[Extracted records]
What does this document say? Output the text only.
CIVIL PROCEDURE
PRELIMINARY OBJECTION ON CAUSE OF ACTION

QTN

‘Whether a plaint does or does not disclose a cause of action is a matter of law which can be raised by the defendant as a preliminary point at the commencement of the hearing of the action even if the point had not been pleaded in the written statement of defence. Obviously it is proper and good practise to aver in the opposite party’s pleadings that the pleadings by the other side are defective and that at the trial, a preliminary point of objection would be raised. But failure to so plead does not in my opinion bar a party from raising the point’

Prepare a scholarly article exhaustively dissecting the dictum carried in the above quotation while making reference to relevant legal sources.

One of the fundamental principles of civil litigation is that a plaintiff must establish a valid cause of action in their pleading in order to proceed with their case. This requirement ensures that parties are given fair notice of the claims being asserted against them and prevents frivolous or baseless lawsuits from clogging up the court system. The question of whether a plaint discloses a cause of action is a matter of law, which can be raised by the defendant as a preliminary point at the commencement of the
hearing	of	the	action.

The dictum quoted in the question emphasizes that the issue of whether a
--
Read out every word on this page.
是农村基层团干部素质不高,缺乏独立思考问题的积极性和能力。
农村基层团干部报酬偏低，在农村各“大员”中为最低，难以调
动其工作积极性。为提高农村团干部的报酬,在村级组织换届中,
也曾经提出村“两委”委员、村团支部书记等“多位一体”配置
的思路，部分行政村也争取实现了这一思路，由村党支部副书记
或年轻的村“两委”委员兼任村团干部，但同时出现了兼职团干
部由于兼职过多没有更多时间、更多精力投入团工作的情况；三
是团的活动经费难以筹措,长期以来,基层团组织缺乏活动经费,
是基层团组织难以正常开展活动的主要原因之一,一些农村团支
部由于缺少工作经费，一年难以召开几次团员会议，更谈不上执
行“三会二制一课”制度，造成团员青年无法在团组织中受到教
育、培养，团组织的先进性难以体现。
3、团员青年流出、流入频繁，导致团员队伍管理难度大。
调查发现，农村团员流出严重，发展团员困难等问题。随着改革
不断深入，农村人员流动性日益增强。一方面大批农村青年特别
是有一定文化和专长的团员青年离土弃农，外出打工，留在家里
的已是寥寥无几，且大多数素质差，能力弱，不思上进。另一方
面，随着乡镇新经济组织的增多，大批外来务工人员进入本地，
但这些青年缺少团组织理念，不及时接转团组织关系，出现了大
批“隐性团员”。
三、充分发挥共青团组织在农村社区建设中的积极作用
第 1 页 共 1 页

## To be done
Copy every line of the listing that contains the word "dictum".

## Task output
Prepare a scholarly article exhaustively dissecting the dictum carried in the above quotation while making reference to relevant legal sources.
The dictum quoted in the question emphasizes that the issue of whether a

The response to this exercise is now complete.